Extracted data entries:
####################
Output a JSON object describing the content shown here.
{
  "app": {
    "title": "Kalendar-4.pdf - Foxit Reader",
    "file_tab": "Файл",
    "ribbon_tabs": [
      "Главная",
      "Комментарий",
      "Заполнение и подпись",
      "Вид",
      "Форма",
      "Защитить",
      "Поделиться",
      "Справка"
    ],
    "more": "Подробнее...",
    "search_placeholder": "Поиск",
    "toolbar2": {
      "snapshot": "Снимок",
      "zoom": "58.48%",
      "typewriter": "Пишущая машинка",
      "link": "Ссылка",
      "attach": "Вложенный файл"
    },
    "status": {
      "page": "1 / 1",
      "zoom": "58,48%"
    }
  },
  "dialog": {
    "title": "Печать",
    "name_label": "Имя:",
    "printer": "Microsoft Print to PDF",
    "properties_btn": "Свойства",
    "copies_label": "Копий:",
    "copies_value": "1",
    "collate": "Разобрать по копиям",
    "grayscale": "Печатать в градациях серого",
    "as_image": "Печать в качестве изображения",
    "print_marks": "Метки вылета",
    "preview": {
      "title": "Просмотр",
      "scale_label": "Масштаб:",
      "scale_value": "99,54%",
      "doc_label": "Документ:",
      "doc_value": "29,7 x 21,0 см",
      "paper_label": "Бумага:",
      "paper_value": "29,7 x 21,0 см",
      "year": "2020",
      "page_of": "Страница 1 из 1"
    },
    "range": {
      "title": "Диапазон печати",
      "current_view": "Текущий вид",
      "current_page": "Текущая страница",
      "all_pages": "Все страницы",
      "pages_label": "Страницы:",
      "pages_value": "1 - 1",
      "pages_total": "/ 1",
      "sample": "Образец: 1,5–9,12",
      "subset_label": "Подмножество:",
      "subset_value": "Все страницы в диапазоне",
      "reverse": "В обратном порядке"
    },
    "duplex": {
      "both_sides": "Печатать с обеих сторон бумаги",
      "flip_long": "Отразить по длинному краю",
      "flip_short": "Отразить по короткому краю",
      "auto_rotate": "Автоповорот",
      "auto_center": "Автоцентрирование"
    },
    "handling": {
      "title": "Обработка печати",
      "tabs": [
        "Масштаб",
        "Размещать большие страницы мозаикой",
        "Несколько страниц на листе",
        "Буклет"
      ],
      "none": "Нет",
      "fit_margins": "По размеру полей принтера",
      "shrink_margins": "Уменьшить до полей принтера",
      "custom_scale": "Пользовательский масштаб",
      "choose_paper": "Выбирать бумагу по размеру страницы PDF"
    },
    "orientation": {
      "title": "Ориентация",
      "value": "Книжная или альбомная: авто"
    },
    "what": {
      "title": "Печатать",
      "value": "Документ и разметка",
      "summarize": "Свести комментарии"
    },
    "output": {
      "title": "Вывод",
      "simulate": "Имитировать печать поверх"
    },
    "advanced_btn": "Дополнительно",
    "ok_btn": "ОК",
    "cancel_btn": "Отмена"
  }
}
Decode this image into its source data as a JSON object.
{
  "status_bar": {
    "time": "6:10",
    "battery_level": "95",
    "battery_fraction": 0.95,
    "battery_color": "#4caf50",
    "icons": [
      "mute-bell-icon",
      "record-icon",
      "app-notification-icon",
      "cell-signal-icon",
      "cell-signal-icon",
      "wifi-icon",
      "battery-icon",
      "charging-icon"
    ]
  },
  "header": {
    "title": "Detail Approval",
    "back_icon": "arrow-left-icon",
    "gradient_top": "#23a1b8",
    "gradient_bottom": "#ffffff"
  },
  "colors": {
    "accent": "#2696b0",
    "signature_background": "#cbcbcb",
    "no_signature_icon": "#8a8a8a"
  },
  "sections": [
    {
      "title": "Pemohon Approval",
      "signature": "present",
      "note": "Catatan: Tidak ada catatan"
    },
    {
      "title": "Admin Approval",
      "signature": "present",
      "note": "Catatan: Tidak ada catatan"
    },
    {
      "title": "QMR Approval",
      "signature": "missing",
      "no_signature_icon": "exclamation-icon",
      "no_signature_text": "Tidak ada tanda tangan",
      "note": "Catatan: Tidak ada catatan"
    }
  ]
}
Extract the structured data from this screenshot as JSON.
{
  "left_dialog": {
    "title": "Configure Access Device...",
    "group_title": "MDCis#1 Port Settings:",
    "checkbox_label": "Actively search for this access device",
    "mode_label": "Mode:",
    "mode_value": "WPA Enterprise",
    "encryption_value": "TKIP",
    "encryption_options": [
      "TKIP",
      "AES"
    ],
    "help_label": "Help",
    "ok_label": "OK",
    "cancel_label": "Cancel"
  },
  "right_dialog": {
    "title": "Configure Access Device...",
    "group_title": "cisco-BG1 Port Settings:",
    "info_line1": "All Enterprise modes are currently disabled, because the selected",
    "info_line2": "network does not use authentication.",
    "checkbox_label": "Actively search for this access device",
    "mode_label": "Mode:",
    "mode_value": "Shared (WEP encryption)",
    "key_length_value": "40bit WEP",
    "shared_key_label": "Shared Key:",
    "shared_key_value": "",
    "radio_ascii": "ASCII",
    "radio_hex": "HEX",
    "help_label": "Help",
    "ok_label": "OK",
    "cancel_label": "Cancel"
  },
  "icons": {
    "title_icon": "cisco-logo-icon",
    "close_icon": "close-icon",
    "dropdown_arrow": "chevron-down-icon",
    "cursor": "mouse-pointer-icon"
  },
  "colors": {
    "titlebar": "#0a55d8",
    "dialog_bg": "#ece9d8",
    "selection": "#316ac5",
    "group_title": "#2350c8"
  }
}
####################
* [Goal]:
All of the data above should be transcribed exactly.

* [Complete response]:
Output a JSON object describing the content shown here.
{
  "app": {
    "title": "Kalendar-4.pdf - Foxit Reader",
    "file_tab": "Файл",
    "ribbon_tabs": [
      "Главная",
      "Комментарий",
      "Заполнение и подпись",
      "Вид",
      "Форма",
      "Защитить",
      "Поделиться",
      "Справка"
    ],
    "more": "Подробнее...",
    "search_placeholder": "Поиск",
    "toolbar2": {
      "snapshot": "Снимок",
      "zoom": "58.48%",
      "typewriter": "Пишущая машинка",
      "link": "Ссылка",
      "attach": "Вложенный файл"
    },
    "status": {
      "page": "1 / 1",
      "zoom": "58,48%"
    }
  },
  "dialog": {
    "title": "Печать",
    "name_label": "Имя:",
    "printer": "Microsoft Print to PDF",
    "properties_btn": "Свойства",
    "copies_label": "Копий:",
    "copies_value": "1",
    "collate": "Разобрать по копиям",
    "grayscale": "Печатать в градациях серого",
    "as_image": "Печать в качестве изображения",
    "print_marks": "Метки вылета",
    "preview": {
      "title": "Просмотр",
      "scale_label": "Масштаб:",
      "scale_value": "99,54%",
      "doc_label": "Документ:",
      "doc_value": "29,7 x 21,0 см",
      "paper_label": "Бумага:",
      "paper_value": "29,7 x 21,0 см",
      "year": "2020",
      "page_of": "Страница 1 из 1"
    },
    "range": {
      "title": "Диапазон печати",
      "current_view": "Текущий вид",
      "current_page": "Текущая страница",
      "all_pages": "Все страницы",
      "pages_label": "Страницы:",
      "pages_value": "1 - 1",
      "pages_total": "/ 1",
      "sample": "Образец: 1,5–9,12",
      "subset_label": "Подмножество:",
      "subset_value": "Все страницы в диапазоне",
      "reverse": "В обратном порядке"
    },
    "duplex": {
      "both_sides": "Печатать с обеих сторон бумаги",
      "flip_long": "Отразить по длинному краю",
      "flip_short": "Отразить по короткому краю",
      "auto_rotate": "Автоповорот",
      "auto_center": "Автоцентрирование"
    },
    "handling": {
      "title": "Обработка печати",
      "tabs": [
        "Масштаб",
        "Размещать большие страницы мозаикой",
        "Несколько страниц на листе",
        "Буклет"
      ],
      "none": "Нет",
      "fit_margins": "По размеру полей принтера",
      "shrink_margins": "Уменьшить до полей принтера",
      "custom_scale": "Пользовательский масштаб",
      "choose_paper": "Выбирать бумагу по размеру страницы PDF"
    },
    "orientation": {
      "title": "Ориентация",
      "value": "Книжная или альбомная: авто"
    },
    "what": {
      "title": "Печатать",
      "value": "Документ и разметка",
      "summarize": "Свести комментарии"
    },
    "output": {
      "title": "Вывод",
      "simulate": "Имитировать печать поверх"
    },
    "advanced_btn": "Дополнительно",
    "ok_btn": "ОК",
    "cancel_btn": "Отмена"
  }
}
Decode this image into its source data as a JSON object.
{
  "status_bar": {
    "time": "6:10",
    "battery_level": "95",
    "battery_fraction": 0.95,
    "battery_color": "#4caf50",
    "icons": [
      "mute-bell-icon",
      "record-icon",
      "app-notification-icon",
      "cell-signal-icon",
      "cell-signal-icon",
      "wifi-icon",
      "battery-icon",
      "charging-icon"
    ]
  },
  "header": {
    "title": "Detail Approval",
    "back_icon": "arrow-left-icon",
    "gradient_top": "#23a1b8",
    "gradient_bottom": "#ffffff"
  },
  "colors": {
    "accent": "#2696b0",
    "signature_background": "#cbcbcb",
    "no_signature_icon": "#8a8a8a"
  },
  "sections": [
    {
      "title": "Pemohon Approval",
      "signature": "present",
      "note": "Catatan: Tidak ada catatan"
    },
    {
      "title": "Admin Approval",
      "signature": "present",
      "note": "Catatan: Tidak ada catatan"
    },
    {
      "title": "QMR Approval",
      "signature": "missing",
      "no_signature_icon": "exclamation-icon",
      "no_signature_text": "Tidak ada tanda tangan",
      "note": "Catatan: Tidak ada catatan"
    }
  ]
}
Extract the structured data from this screenshot as JSON.
{
  "left_dialog": {
    "title": "Configure Access Device...",
    "group_title": "MDCis#1 Port Settings:",
    "checkbox_label": "Actively search for this access device",
    "mode_label": "Mode:",
    "mode_value": "WPA Enterprise",
    "encryption_value": "TKIP",
    "encryption_options": [
      "TKIP",
      "AES"
    ],
    "help_label": "Help",
    "ok_label": "OK",
    "cancel_label": "Cancel"
  },
  "right_dialog": {
    "title": "Configure Access Device...",
    "group_title": "cisco-BG1 Port Settings:",
    "info_line1": "All Enterprise modes are currently disabled, because the selected",
    "info_line2": "network does not use authentication.",
    "checkbox_label": "Actively search for this access device",
    "mode_label": "Mode:",
    "mode_value": "Shared (WEP encryption)",
    "key_length_value": "40bit WEP",
    "shared_key_label": "Shared Key:",
    "shared_key_value": "",
    "radio_ascii": "ASCII",
    "radio_hex": "HEX",
    "help_label": "Help",
    "ok_label": "OK",
    "cancel_label": "Cancel"
  },
  "icons": {
    "title_icon": "cisco-logo-icon",
    "close_icon": "close-icon",
    "dropdown_arrow": "chevron-down-icon",
    "cursor": "mouse-pointer-icon"
  },
  "colors": {
    "titlebar": "#0a55d8",
    "dialog_bg": "#ece9d8",
    "selection": "#316ac5",
    "group_title": "#2350c8"
  }
}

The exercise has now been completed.